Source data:
>> Begin
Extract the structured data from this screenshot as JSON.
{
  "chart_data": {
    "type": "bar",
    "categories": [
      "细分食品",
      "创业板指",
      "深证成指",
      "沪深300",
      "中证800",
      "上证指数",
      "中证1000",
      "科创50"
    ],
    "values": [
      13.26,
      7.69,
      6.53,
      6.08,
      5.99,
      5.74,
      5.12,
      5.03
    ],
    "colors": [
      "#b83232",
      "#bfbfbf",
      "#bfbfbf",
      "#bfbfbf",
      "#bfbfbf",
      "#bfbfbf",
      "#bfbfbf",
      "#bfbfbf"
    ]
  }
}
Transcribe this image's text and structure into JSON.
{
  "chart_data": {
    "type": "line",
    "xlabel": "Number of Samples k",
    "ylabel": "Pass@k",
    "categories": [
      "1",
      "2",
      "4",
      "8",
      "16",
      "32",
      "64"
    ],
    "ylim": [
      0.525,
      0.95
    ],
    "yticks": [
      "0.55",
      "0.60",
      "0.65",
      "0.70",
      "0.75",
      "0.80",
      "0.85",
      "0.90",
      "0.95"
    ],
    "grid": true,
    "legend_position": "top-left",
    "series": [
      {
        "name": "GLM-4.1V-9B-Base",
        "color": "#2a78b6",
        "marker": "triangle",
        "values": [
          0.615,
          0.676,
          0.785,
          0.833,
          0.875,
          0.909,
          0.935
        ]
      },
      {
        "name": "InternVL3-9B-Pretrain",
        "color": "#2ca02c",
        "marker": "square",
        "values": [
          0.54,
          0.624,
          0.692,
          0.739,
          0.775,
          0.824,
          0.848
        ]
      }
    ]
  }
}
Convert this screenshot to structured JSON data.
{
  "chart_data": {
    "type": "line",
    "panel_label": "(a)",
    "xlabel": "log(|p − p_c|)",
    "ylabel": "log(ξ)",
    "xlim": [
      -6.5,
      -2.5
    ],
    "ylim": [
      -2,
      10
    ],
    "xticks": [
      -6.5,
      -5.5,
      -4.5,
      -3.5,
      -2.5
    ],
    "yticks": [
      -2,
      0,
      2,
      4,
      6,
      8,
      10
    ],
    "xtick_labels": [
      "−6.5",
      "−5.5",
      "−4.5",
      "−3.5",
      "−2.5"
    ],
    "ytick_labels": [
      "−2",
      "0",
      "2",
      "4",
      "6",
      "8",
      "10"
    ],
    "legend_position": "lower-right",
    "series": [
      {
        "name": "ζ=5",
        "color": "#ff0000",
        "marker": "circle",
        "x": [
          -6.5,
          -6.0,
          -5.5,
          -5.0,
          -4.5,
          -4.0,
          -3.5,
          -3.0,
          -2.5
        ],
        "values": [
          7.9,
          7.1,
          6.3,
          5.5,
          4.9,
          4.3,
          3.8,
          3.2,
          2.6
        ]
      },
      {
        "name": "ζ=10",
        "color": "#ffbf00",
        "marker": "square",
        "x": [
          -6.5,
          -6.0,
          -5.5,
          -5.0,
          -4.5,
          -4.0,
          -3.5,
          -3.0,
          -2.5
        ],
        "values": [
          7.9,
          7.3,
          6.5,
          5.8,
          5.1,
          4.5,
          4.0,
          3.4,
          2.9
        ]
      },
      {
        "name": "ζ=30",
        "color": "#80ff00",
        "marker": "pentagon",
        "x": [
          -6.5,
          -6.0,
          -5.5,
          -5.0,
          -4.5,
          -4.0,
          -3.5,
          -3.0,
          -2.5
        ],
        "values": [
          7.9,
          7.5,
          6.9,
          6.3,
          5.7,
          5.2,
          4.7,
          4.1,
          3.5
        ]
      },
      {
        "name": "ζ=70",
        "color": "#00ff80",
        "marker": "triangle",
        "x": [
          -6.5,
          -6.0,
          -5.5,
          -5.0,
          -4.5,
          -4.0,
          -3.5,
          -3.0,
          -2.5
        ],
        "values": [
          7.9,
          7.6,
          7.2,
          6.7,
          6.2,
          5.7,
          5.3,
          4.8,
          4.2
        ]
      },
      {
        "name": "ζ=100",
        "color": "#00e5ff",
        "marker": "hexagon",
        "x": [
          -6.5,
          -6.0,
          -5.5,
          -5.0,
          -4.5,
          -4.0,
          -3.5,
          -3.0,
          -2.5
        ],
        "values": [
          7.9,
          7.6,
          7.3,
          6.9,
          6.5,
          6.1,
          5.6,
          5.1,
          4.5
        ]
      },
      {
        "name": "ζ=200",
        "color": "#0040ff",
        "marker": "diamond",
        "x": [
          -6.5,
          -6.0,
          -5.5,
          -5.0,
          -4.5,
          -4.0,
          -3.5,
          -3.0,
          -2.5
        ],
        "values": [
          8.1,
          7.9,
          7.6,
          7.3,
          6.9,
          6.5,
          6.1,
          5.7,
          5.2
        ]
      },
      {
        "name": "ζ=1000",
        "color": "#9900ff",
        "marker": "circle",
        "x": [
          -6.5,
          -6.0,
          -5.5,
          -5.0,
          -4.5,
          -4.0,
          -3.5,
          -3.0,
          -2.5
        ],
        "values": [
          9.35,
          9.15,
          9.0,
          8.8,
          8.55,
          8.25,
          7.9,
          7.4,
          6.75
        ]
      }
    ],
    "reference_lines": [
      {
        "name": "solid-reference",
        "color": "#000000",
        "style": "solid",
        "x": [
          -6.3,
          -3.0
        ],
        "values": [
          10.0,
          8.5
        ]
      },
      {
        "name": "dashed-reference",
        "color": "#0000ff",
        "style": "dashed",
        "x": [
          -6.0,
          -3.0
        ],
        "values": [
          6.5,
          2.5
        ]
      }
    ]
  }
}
>> End
>> Begin
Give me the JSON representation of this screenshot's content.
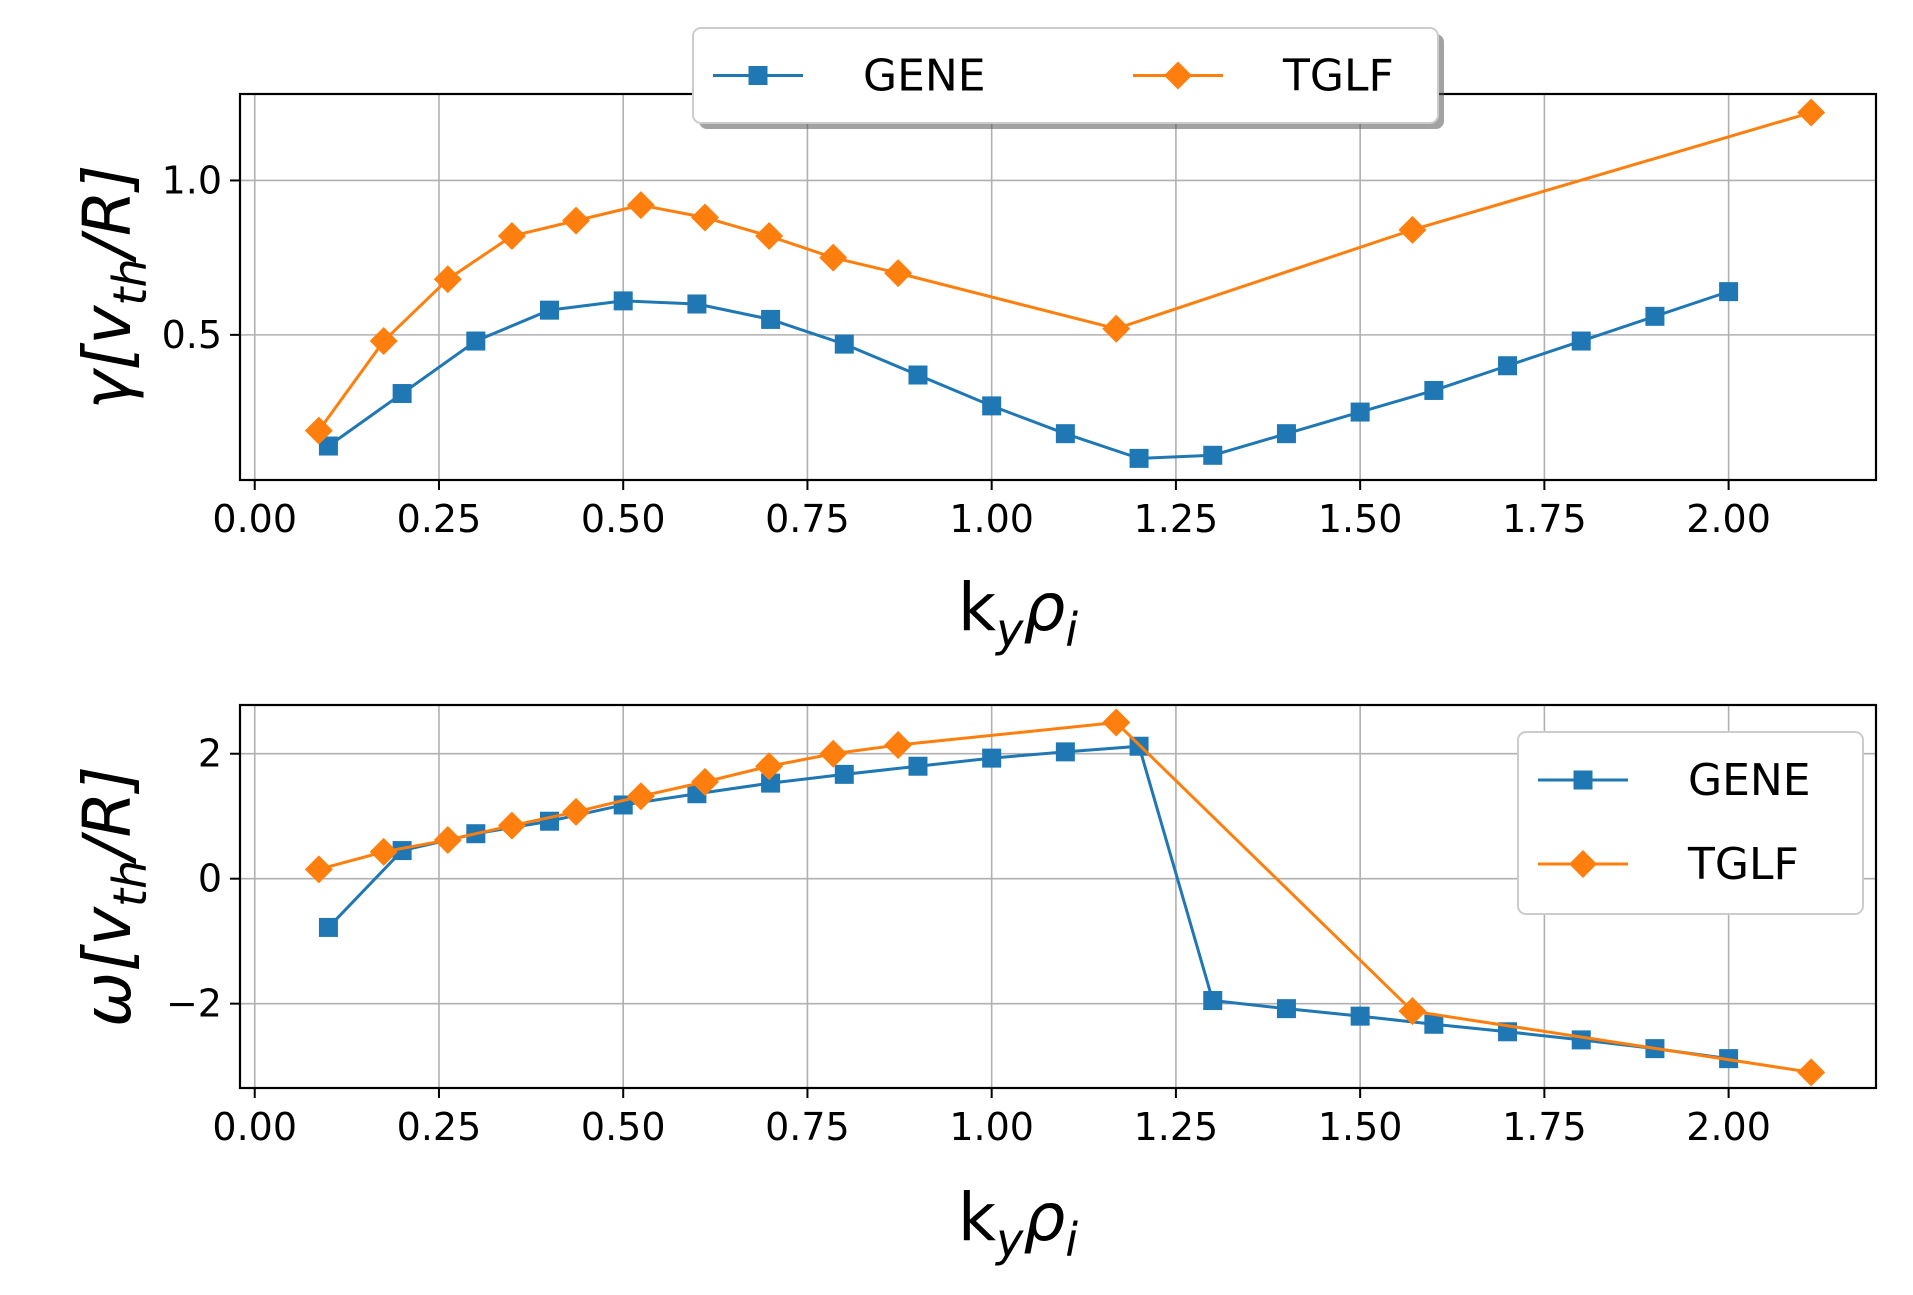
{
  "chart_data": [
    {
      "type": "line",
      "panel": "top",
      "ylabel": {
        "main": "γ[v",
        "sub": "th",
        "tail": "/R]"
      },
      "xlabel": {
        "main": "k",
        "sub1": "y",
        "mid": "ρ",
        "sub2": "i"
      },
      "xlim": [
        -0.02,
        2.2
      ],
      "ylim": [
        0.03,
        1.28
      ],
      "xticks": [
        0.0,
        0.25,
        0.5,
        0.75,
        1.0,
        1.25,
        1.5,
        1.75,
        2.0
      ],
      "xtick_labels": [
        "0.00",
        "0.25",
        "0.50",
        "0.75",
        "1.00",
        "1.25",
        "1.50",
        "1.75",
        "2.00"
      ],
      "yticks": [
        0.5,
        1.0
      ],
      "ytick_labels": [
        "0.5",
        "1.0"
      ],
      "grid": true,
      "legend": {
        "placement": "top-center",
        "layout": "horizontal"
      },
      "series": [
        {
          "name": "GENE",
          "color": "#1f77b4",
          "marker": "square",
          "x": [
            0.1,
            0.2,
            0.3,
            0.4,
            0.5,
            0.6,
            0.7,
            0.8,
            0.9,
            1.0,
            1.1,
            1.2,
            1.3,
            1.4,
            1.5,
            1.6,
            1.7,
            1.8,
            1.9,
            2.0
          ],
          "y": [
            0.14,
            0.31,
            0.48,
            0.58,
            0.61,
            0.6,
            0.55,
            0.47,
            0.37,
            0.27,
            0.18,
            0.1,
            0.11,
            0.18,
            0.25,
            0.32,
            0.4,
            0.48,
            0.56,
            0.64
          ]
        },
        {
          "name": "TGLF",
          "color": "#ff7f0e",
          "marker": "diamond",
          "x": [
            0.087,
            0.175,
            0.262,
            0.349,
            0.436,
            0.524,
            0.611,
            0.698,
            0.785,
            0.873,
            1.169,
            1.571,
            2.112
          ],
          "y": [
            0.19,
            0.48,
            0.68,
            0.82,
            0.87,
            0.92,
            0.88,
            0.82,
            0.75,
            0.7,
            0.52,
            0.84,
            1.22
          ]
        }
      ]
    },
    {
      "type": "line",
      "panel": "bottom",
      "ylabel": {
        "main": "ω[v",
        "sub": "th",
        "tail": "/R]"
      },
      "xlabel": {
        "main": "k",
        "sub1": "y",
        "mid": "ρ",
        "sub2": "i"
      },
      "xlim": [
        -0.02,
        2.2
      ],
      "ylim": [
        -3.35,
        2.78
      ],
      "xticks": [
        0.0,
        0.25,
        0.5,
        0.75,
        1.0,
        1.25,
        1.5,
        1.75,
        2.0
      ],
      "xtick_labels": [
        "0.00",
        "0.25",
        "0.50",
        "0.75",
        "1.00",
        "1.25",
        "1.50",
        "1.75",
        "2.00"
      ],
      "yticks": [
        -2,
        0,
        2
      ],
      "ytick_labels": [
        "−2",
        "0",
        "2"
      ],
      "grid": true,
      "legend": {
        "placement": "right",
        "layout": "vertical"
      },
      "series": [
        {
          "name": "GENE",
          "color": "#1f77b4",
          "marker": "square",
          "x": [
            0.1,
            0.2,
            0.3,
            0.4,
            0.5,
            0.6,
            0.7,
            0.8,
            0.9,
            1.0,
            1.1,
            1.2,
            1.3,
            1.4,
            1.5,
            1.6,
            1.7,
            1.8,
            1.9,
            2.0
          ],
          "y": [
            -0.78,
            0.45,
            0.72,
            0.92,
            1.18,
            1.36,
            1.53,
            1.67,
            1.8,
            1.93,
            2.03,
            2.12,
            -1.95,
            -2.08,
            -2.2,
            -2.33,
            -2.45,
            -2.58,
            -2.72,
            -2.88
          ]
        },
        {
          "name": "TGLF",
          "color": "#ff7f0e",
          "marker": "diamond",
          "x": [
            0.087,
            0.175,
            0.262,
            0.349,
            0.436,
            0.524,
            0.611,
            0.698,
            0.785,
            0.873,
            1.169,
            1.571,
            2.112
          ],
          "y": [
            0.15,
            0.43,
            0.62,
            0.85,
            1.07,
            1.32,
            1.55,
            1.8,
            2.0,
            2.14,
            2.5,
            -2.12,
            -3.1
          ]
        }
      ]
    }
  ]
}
>> End
§ **WRITTEN EXERCISE**:
Copy every line above that includes the string "ylabel".

§ **FINISHED ANSWER**:
    "ylabel": "Pass@k",
    "ylabel": "log(ξ)",
      "ylabel": {
      "ylabel": {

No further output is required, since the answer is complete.